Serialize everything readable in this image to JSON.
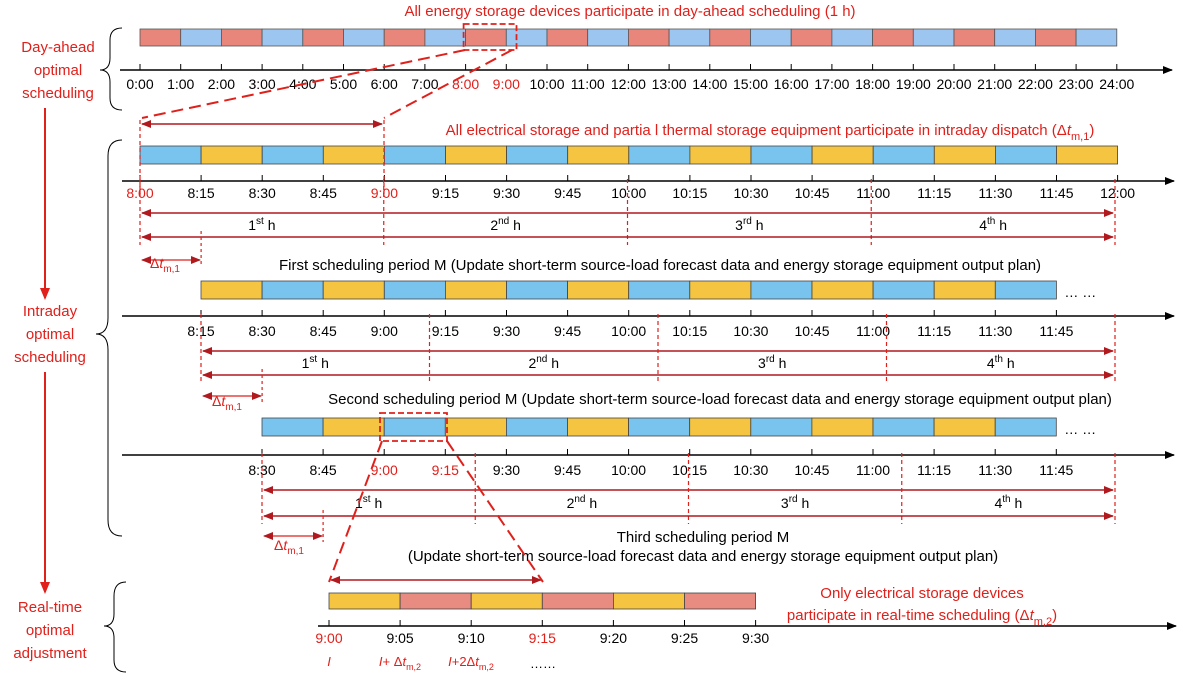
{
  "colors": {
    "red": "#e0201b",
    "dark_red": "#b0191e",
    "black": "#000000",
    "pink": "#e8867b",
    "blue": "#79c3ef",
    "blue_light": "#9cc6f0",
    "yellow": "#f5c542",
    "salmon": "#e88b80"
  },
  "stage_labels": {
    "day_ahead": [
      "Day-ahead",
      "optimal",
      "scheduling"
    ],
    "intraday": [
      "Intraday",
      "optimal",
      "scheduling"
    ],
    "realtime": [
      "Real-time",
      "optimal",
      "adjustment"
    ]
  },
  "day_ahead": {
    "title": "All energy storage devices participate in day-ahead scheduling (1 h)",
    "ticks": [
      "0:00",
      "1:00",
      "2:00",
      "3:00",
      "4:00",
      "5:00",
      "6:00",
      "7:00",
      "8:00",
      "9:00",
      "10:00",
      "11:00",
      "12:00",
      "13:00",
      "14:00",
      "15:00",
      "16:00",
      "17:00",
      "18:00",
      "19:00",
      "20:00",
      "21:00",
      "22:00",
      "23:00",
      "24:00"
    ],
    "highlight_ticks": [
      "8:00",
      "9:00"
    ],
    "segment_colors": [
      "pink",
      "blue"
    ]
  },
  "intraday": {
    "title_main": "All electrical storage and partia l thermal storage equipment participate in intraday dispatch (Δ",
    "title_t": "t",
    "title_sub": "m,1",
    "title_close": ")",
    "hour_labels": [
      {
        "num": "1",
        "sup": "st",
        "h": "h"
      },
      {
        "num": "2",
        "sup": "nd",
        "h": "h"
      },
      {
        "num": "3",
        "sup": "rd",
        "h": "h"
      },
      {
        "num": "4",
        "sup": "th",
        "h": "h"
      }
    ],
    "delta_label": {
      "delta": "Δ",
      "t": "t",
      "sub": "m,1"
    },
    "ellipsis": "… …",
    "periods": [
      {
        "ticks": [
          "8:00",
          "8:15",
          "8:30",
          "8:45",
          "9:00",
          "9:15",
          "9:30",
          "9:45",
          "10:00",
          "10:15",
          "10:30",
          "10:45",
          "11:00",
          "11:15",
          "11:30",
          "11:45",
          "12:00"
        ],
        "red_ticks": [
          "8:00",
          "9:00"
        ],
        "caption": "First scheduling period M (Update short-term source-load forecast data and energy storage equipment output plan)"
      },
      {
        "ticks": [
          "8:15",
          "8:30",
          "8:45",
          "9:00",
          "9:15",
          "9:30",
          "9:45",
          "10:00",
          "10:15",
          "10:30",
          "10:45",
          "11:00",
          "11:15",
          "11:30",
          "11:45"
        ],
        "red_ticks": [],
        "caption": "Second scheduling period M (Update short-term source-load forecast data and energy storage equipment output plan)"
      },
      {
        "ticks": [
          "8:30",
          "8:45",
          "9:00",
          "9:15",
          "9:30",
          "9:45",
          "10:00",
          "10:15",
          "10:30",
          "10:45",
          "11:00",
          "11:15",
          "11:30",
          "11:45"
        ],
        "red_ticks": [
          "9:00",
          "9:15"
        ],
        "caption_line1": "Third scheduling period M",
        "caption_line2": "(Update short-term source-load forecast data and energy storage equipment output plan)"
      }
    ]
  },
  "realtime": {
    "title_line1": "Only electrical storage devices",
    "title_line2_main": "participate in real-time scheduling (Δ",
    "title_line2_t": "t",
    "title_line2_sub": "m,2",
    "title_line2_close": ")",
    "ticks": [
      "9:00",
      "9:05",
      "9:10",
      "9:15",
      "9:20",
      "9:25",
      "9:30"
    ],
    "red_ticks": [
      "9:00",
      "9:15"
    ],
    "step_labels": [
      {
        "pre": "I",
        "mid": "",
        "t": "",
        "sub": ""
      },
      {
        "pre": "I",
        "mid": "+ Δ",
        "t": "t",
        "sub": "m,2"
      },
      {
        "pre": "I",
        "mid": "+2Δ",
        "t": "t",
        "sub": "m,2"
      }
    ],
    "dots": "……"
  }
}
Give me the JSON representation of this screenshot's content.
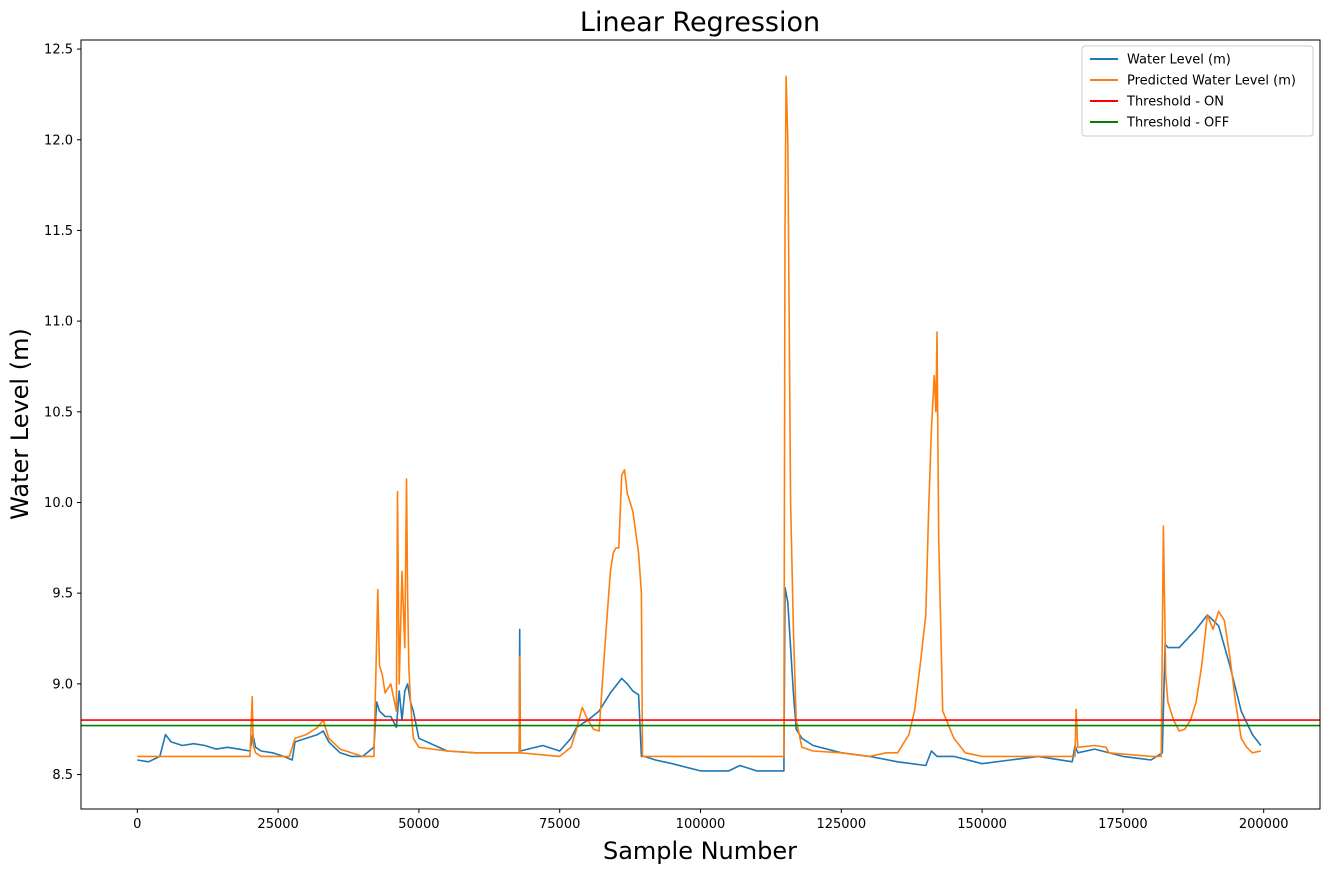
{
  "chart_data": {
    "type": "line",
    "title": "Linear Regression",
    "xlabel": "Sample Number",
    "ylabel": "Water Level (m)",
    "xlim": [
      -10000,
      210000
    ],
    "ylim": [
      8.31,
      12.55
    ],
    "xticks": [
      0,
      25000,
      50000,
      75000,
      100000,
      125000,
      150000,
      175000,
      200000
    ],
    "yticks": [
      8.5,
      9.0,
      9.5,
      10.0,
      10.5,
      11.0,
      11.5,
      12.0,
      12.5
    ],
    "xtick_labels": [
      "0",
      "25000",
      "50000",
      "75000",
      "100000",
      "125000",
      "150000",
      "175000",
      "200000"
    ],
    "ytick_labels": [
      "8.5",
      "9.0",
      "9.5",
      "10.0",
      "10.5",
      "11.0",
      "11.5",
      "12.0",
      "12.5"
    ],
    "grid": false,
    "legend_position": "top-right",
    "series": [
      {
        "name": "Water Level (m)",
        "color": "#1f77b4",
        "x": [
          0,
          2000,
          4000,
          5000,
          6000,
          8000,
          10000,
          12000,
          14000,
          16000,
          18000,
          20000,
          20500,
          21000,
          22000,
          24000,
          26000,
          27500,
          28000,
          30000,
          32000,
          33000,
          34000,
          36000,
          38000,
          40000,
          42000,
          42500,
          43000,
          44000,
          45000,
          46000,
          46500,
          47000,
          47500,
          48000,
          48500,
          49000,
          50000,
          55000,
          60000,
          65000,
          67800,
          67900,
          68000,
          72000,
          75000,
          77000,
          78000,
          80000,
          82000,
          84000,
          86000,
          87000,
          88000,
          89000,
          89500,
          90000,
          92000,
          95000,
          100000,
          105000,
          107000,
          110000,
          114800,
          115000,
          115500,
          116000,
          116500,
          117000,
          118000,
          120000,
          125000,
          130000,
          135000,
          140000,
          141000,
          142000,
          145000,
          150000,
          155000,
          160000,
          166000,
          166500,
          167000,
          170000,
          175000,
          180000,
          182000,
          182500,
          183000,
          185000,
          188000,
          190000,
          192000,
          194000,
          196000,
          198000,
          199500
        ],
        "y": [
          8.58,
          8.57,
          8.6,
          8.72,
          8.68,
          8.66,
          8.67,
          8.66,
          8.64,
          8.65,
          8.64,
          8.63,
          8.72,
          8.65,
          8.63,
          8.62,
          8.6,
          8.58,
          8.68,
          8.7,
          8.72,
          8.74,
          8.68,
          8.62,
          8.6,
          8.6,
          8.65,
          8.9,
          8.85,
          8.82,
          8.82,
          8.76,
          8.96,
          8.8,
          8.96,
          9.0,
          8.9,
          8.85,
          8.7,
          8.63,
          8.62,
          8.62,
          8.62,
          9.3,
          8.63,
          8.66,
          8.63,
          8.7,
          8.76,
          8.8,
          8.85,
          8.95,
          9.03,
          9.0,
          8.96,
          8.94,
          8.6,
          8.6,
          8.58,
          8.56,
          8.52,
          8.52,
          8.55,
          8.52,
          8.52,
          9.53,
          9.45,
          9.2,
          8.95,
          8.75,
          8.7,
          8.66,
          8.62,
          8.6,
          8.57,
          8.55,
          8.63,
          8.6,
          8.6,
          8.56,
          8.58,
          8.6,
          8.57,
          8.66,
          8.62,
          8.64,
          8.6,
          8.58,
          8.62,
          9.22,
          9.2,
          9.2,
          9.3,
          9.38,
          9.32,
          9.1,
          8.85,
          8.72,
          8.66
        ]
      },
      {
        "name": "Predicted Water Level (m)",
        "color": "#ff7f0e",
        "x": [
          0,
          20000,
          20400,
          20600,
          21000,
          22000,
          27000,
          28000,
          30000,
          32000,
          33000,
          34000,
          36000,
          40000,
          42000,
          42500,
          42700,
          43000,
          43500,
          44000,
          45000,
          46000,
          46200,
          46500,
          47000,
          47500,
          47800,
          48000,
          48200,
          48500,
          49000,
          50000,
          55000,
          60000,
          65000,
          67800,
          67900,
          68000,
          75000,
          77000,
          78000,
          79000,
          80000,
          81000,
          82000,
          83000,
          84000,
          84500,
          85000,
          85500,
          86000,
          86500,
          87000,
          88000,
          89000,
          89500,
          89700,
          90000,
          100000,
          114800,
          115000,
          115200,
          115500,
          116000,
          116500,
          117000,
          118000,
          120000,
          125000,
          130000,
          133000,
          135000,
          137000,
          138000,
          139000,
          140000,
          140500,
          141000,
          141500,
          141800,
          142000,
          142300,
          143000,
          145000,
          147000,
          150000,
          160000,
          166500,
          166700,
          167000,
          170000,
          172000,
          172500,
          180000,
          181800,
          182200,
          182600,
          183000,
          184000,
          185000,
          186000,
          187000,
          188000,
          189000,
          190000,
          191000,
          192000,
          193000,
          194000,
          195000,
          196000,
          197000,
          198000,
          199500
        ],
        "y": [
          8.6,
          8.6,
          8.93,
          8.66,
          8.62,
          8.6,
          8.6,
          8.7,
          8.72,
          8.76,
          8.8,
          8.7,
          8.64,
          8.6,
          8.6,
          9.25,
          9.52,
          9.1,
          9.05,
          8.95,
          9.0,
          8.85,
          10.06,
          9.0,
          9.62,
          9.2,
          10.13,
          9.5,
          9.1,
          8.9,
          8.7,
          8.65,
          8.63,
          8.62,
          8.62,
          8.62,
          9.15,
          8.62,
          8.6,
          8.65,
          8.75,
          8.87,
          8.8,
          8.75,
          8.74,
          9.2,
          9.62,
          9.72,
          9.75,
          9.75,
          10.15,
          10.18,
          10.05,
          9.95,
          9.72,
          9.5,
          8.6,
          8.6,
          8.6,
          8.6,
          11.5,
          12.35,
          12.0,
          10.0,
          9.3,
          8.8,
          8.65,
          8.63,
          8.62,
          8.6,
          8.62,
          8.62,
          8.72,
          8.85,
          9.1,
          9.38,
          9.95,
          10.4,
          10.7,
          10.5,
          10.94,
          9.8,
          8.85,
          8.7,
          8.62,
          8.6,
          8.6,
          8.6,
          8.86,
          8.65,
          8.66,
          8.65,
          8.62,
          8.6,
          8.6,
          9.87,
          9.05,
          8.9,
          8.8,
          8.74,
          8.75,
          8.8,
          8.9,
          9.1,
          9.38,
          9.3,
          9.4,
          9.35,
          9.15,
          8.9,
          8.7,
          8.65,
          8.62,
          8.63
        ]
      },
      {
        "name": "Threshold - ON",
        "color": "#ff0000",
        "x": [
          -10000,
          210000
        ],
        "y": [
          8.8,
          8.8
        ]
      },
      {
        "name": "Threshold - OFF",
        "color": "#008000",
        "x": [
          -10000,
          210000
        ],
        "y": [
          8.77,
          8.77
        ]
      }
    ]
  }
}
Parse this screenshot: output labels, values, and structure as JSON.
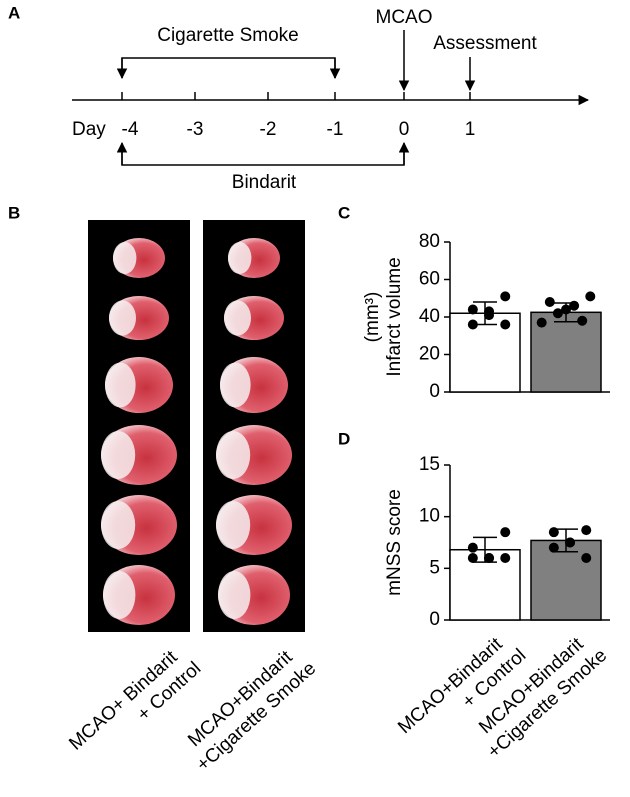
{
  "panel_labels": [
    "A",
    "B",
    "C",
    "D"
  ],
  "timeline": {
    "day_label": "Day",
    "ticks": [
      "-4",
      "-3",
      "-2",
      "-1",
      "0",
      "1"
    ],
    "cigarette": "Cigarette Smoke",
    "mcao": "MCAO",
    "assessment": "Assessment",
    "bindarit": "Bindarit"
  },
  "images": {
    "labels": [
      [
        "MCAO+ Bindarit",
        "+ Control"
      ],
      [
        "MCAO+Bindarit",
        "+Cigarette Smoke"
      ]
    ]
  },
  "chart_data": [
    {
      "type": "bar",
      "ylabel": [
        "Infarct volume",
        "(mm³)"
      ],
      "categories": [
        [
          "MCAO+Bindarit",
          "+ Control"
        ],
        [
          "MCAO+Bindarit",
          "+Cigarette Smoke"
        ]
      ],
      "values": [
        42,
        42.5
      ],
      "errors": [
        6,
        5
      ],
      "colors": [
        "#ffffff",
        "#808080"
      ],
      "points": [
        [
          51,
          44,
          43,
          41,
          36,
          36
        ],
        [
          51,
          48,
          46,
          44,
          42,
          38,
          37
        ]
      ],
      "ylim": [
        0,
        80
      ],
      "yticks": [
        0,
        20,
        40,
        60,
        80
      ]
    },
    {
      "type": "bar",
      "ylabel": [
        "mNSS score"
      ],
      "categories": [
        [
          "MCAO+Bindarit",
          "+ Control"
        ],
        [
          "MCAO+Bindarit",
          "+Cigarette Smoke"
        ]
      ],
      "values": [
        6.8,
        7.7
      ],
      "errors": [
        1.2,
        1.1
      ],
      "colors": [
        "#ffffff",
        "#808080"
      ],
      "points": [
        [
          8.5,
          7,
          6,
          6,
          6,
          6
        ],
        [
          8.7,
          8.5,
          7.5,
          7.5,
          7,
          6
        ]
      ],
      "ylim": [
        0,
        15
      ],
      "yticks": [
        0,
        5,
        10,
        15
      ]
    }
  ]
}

## Challenge
Search the listing above for the string "scheduling". Copy every line that contains it.

## Written solution
      "scheduling"
      "scheduling"
    "title": "All energy storage devices participate in day-ahead scheduling (1 h)",
        "caption": "First scheduling period M (Update short-term source-load forecast data and energy storage equipment output plan)"
        "caption": "Second scheduling period M (Update short-term source-load forecast data and energy storage equipment output plan)"
        "caption_line1": "Third scheduling period M",
    "title_line2_main": "participate in real-time scheduling (Δ",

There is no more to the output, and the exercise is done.